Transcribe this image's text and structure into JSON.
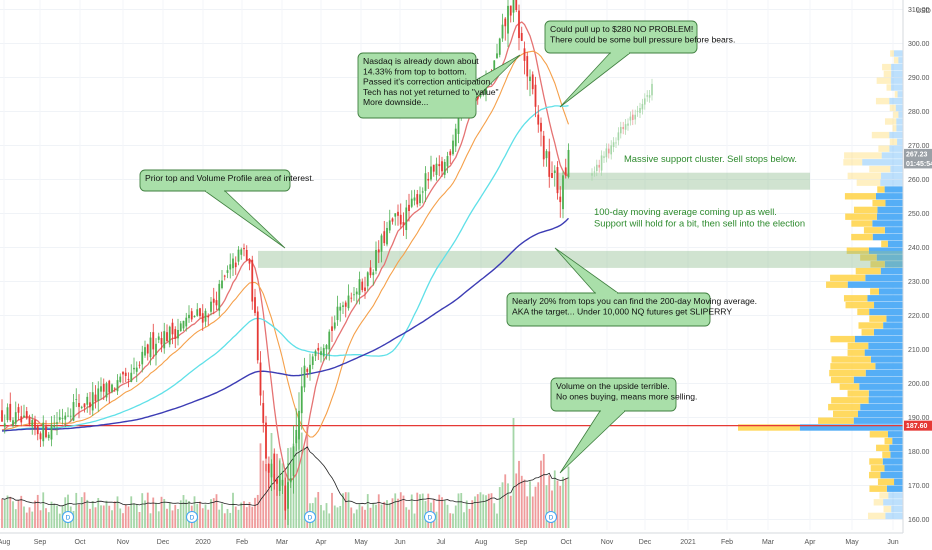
{
  "chart_data": {
    "type": "candlestick",
    "y_axis": {
      "ticks": [
        160,
        170,
        180,
        190,
        200,
        210,
        220,
        230,
        240,
        250,
        260,
        270,
        280,
        290,
        300,
        310
      ],
      "tick_labels": [
        "160.00",
        "170.00",
        "180.00",
        "190.00",
        "200.00",
        "210.00",
        "220.00",
        "230.00",
        "240.00",
        "250.00",
        "260.00",
        "270.00",
        "280.00",
        "290.00",
        "300.00",
        "310.00"
      ],
      "currency": "USD",
      "range": [
        157,
        312
      ]
    },
    "x_axis": {
      "tick_labels": [
        "Aug",
        "Sep",
        "Oct",
        "Nov",
        "Dec",
        "2020",
        "Feb",
        "Mar",
        "Apr",
        "May",
        "Jun",
        "Jul",
        "Aug",
        "Sep",
        "Oct",
        "Nov",
        "Dec",
        "2021",
        "Feb",
        "Mar",
        "Apr",
        "May",
        "Jun"
      ]
    },
    "price_labels": [
      {
        "value": "267.23",
        "color": "#9aa0a6"
      },
      {
        "value": "01:45:54",
        "color": "#9aa0a6"
      },
      {
        "value": "187.60",
        "color": "#e53935"
      }
    ],
    "horizontal_line": {
      "value": 187.6,
      "color": "#e53935"
    },
    "zones": [
      {
        "from": 234,
        "to": 239,
        "color": "#8fbc8f"
      },
      {
        "from": 257,
        "to": 262,
        "color": "#8fbc8f"
      }
    ],
    "anchors": [
      {
        "month": "Aug 2019",
        "close": 191
      },
      {
        "month": "Sep 2019",
        "close": 186
      },
      {
        "month": "Oct 2019",
        "close": 194
      },
      {
        "month": "Nov 2019",
        "close": 200
      },
      {
        "month": "Dec 2019",
        "close": 214
      },
      {
        "month": "Jan 2020",
        "close": 220
      },
      {
        "month": "Feb 2020",
        "close": 236
      },
      {
        "month": "Mar 2020",
        "close": 176
      },
      {
        "month": "Apr 2020",
        "close": 212
      },
      {
        "month": "May 2020",
        "close": 228
      },
      {
        "month": "Jun 2020",
        "close": 248
      },
      {
        "month": "Jul 2020",
        "close": 262
      },
      {
        "month": "Aug 2020",
        "close": 284
      },
      {
        "month": "Sep 2020",
        "close": 303
      },
      {
        "month": "Sep 2020 end",
        "close": 262
      },
      {
        "month": "Oct 2020",
        "close": 272
      },
      {
        "month": "Dec 2020",
        "close": 287
      }
    ],
    "series": [
      {
        "name": "",
        "kind": "ma-short",
        "color": "#e57373"
      },
      {
        "name": "",
        "kind": "ma-mid",
        "color": "#f5a04a"
      },
      {
        "name": "",
        "kind": "ma-100",
        "color": "#5fe0e8"
      },
      {
        "name": "",
        "kind": "ma-200",
        "color": "#3c3cb4"
      }
    ],
    "volume": {
      "color_up": "#a5d6a7",
      "color_down": "#ef9a9a",
      "avg_color": "#222222"
    },
    "volume_profile": {
      "color_up": "#42a5f5",
      "color_down": "#ffd54f"
    }
  },
  "annotations": [
    {
      "id": "nasdaq",
      "lines": [
        "Nasdaq is already down about",
        "14.33% from top to bottom.",
        "Passed it's correction anticipation.",
        "Tech has not yet returned to \"value\"",
        "More downside..."
      ]
    },
    {
      "id": "pullup",
      "lines": [
        "Could pull up to $280 NO PROBLEM!",
        "There could be some bull pressure before bears."
      ]
    },
    {
      "id": "prior-top",
      "lines": [
        "Prior top and Volume Profile area of interest."
      ]
    },
    {
      "id": "nearly",
      "lines": [
        "Nearly 20% from tops you can find the 200-day Moving average.",
        "AKA the target... Under 10,000 NQ futures get SLIPERRY"
      ]
    },
    {
      "id": "volume",
      "lines": [
        "Volume on the upside terrible.",
        "No ones buying, means more selling."
      ]
    }
  ],
  "free_texts": [
    {
      "id": "support",
      "lines": [
        "Massive support cluster. Sell stops below."
      ]
    },
    {
      "id": "ma100",
      "lines": [
        "100-day moving average coming up as well.",
        "Support will hold for a bit, then sell into the election"
      ]
    }
  ],
  "event_markers": [
    "D",
    "D",
    "D",
    "D",
    "D"
  ]
}
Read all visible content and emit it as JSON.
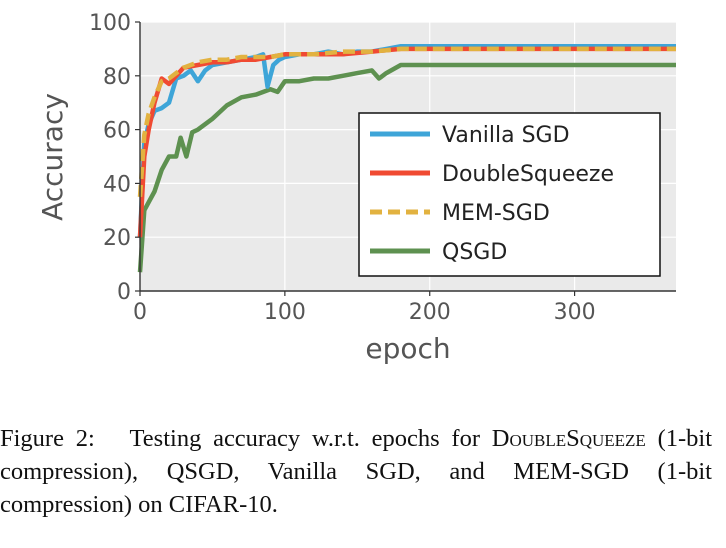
{
  "chart_data": {
    "type": "line",
    "title": "",
    "xlabel": "epoch",
    "ylabel": "Accuracy",
    "xlim": [
      0,
      370
    ],
    "ylim": [
      0,
      100
    ],
    "xticks": [
      "0",
      "100",
      "200",
      "300"
    ],
    "yticks": [
      "0",
      "20",
      "40",
      "60",
      "80",
      "100"
    ],
    "grid": true,
    "legend_position": "center-right",
    "series": [
      {
        "name": "Vanilla SGD",
        "color": "#3ea5d8",
        "style": "solid",
        "x": [
          0,
          3,
          6,
          10,
          15,
          20,
          25,
          30,
          35,
          40,
          45,
          50,
          60,
          70,
          80,
          85,
          88,
          92,
          96,
          100,
          110,
          120,
          130,
          140,
          150,
          160,
          170,
          180,
          200,
          250,
          300,
          370
        ],
        "y": [
          20,
          55,
          62,
          67,
          68,
          70,
          79,
          80,
          82,
          78,
          82,
          84,
          85,
          86,
          87,
          88,
          76,
          84,
          86,
          87,
          88,
          88,
          89,
          88,
          89,
          89,
          90,
          91,
          91,
          91,
          91,
          91
        ]
      },
      {
        "name": "DoubleSqueeze",
        "color": "#f04a32",
        "style": "solid",
        "x": [
          0,
          3,
          6,
          10,
          15,
          20,
          25,
          30,
          40,
          50,
          60,
          70,
          80,
          90,
          100,
          120,
          140,
          160,
          180,
          200,
          250,
          300,
          370
        ],
        "y": [
          20,
          50,
          60,
          70,
          79,
          77,
          80,
          83,
          84,
          85,
          85,
          86,
          86,
          87,
          88,
          88,
          88,
          89,
          90,
          90,
          90,
          90,
          90
        ]
      },
      {
        "name": "MEM-SGD",
        "color": "#e2b240",
        "style": "dashed",
        "x": [
          0,
          3,
          6,
          10,
          15,
          20,
          25,
          30,
          40,
          50,
          60,
          70,
          80,
          90,
          100,
          120,
          140,
          160,
          180,
          200,
          250,
          300,
          370
        ],
        "y": [
          35,
          58,
          66,
          72,
          78,
          79,
          81,
          83,
          85,
          86,
          86,
          87,
          87,
          87,
          88,
          88,
          89,
          89,
          90,
          90,
          90,
          90,
          90
        ]
      },
      {
        "name": "QSGD",
        "color": "#5e9150",
        "style": "solid",
        "x": [
          0,
          3,
          6,
          10,
          15,
          20,
          25,
          28,
          32,
          36,
          40,
          50,
          60,
          70,
          80,
          90,
          95,
          100,
          110,
          120,
          130,
          140,
          150,
          160,
          165,
          170,
          180,
          200,
          250,
          300,
          370
        ],
        "y": [
          7,
          30,
          33,
          37,
          45,
          50,
          50,
          57,
          50,
          59,
          60,
          64,
          69,
          72,
          73,
          75,
          74,
          78,
          78,
          79,
          79,
          80,
          81,
          82,
          79,
          81,
          84,
          84,
          84,
          84,
          84
        ]
      }
    ]
  },
  "caption": {
    "label": "Figure 2:",
    "text_1": "Testing accuracy w.r.t. epochs for ",
    "method_1": "DoubleSqueeze",
    "text_2": " (1-bit compression), QSGD, Vanilla SGD, and MEM-SGD (1-bit compression) on CIFAR-10."
  }
}
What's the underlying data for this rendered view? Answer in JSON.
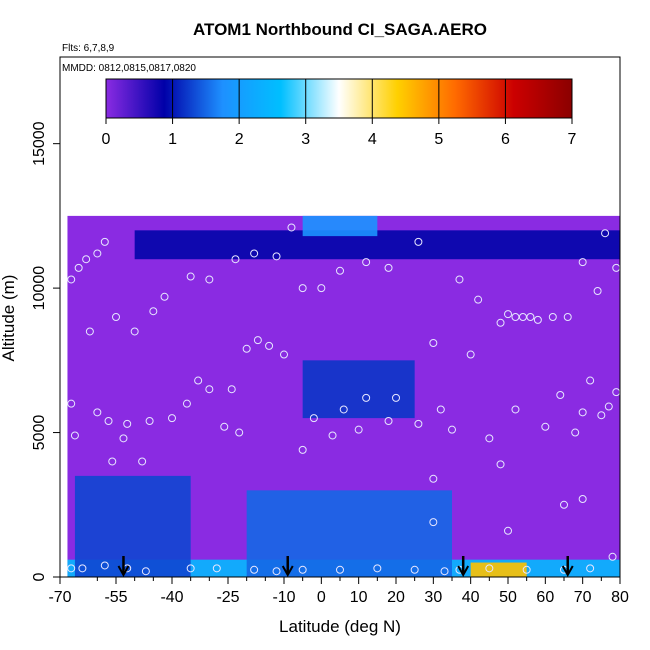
{
  "chart_data": {
    "type": "heatmap",
    "title": "ATOM1 Northbound CI_SAGA.AERO",
    "subtitle_flights": "Flts: 6,7,8,9",
    "subtitle_dates": "MMDD: 0812,0815,0817,0820",
    "xlabel": "Latitude (deg N)",
    "ylabel": "Altitude (m)",
    "xlim": [
      -70,
      80
    ],
    "ylim": [
      0,
      18000
    ],
    "x_ticks": [
      "-70",
      "-55",
      "-40",
      "-25",
      "-10",
      "0",
      "10",
      "20",
      "30",
      "40",
      "50",
      "60",
      "70",
      "80"
    ],
    "x_tick_values": [
      -70,
      -55,
      -40,
      -25,
      -10,
      0,
      10,
      20,
      30,
      40,
      50,
      60,
      70,
      80
    ],
    "x_minor_ticks": [
      -60,
      -50,
      -45,
      -35,
      -30,
      -20,
      -15,
      -5,
      5,
      15,
      25,
      35,
      45,
      55,
      65,
      75
    ],
    "y_ticks": [
      "0",
      "5000",
      "10000",
      "15000"
    ],
    "y_tick_values": [
      0,
      5000,
      10000,
      15000
    ],
    "colorbar": {
      "min": 0,
      "max": 7,
      "tick_labels": [
        "0",
        "1",
        "2",
        "3",
        "4",
        "5",
        "6",
        "7"
      ],
      "colors": [
        "#8a2be2",
        "#0000a8",
        "#1e90ff",
        "#00bfff",
        "#ffffff",
        "#ffd000",
        "#ff6a00",
        "#cc0000",
        "#8b0000"
      ]
    },
    "background_color": "#8a2be2",
    "data_extent": {
      "lat_min": -68,
      "lat_max": 80,
      "alt_min": 0,
      "alt_max": 12500
    },
    "enhanced_regions": [
      {
        "lat_range": [
          -68,
          80
        ],
        "alt_range": [
          0,
          600
        ],
        "value": 2.5
      },
      {
        "lat_range": [
          -66,
          -35
        ],
        "alt_range": [
          0,
          3500
        ],
        "value": 1.3
      },
      {
        "lat_range": [
          -20,
          35
        ],
        "alt_range": [
          0,
          3000
        ],
        "value": 1.5
      },
      {
        "lat_range": [
          -5,
          25
        ],
        "alt_range": [
          5500,
          7500
        ],
        "value": 1.2
      },
      {
        "lat_range": [
          -50,
          80
        ],
        "alt_range": [
          11000,
          12000
        ],
        "value": 0.9
      },
      {
        "lat_range": [
          -5,
          15
        ],
        "alt_range": [
          11800,
          12500
        ],
        "value": 1.8
      },
      {
        "lat_range": [
          40,
          55
        ],
        "alt_range": [
          0,
          500
        ],
        "value": 4.5
      }
    ],
    "sample_points": [
      [
        -67,
        300
      ],
      [
        -64,
        300
      ],
      [
        -58,
        400
      ],
      [
        -52,
        300
      ],
      [
        -47,
        200
      ],
      [
        -35,
        300
      ],
      [
        -28,
        300
      ],
      [
        -18,
        250
      ],
      [
        -12,
        200
      ],
      [
        -5,
        250
      ],
      [
        5,
        250
      ],
      [
        15,
        300
      ],
      [
        25,
        250
      ],
      [
        33,
        200
      ],
      [
        37,
        250
      ],
      [
        45,
        300
      ],
      [
        55,
        250
      ],
      [
        65,
        250
      ],
      [
        72,
        300
      ],
      [
        78,
        700
      ],
      [
        -67,
        6000
      ],
      [
        -60,
        5700
      ],
      [
        -57,
        5400
      ],
      [
        -53,
        4800
      ],
      [
        -52,
        5300
      ],
      [
        -46,
        5400
      ],
      [
        -40,
        5500
      ],
      [
        -36,
        6000
      ],
      [
        -33,
        6800
      ],
      [
        -30,
        6500
      ],
      [
        -26,
        5200
      ],
      [
        -24,
        6500
      ],
      [
        -22,
        5000
      ],
      [
        -20,
        7900
      ],
      [
        -17,
        8200
      ],
      [
        -14,
        8000
      ],
      [
        -10,
        7700
      ],
      [
        -5,
        4400
      ],
      [
        -2,
        5500
      ],
      [
        3,
        4900
      ],
      [
        6,
        5800
      ],
      [
        10,
        5100
      ],
      [
        12,
        6200
      ],
      [
        18,
        5400
      ],
      [
        20,
        6200
      ],
      [
        26,
        5300
      ],
      [
        30,
        3400
      ],
      [
        32,
        5800
      ],
      [
        35,
        5100
      ],
      [
        40,
        7700
      ],
      [
        45,
        4800
      ],
      [
        48,
        3900
      ],
      [
        52,
        5800
      ],
      [
        60,
        5200
      ],
      [
        64,
        6300
      ],
      [
        68,
        5000
      ],
      [
        70,
        5700
      ],
      [
        72,
        6800
      ],
      [
        75,
        5600
      ],
      [
        77,
        5900
      ],
      [
        79,
        6400
      ],
      [
        -56,
        4000
      ],
      [
        -48,
        4000
      ],
      [
        -62,
        8500
      ],
      [
        -55,
        9000
      ],
      [
        -50,
        8500
      ],
      [
        -45,
        9200
      ],
      [
        -42,
        9700
      ],
      [
        -35,
        10400
      ],
      [
        -30,
        10300
      ],
      [
        -23,
        11000
      ],
      [
        -18,
        11200
      ],
      [
        -12,
        11100
      ],
      [
        -8,
        12100
      ],
      [
        -5,
        10000
      ],
      [
        0,
        10000
      ],
      [
        5,
        10600
      ],
      [
        12,
        10900
      ],
      [
        18,
        10700
      ],
      [
        26,
        11600
      ],
      [
        30,
        8100
      ],
      [
        37,
        10300
      ],
      [
        42,
        9600
      ],
      [
        48,
        8800
      ],
      [
        50,
        9100
      ],
      [
        52,
        9000
      ],
      [
        54,
        9000
      ],
      [
        56,
        9000
      ],
      [
        58,
        8900
      ],
      [
        62,
        9000
      ],
      [
        66,
        9000
      ],
      [
        70,
        10900
      ],
      [
        74,
        9900
      ],
      [
        76,
        11900
      ],
      [
        79,
        10700
      ],
      [
        -67,
        10300
      ],
      [
        -65,
        10700
      ],
      [
        -63,
        11000
      ],
      [
        -60,
        11200
      ],
      [
        -58,
        11600
      ],
      [
        -66,
        4900
      ],
      [
        30,
        1900
      ],
      [
        50,
        1600
      ],
      [
        65,
        2500
      ],
      [
        70,
        2700
      ]
    ],
    "flight_markers_lat": [
      -53,
      -9,
      38,
      66
    ]
  }
}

STATED EXERCISE: Your answer should be a single number: the count of lines containing the word "QSGD".

OUTPUT FOR THIS TASK: 2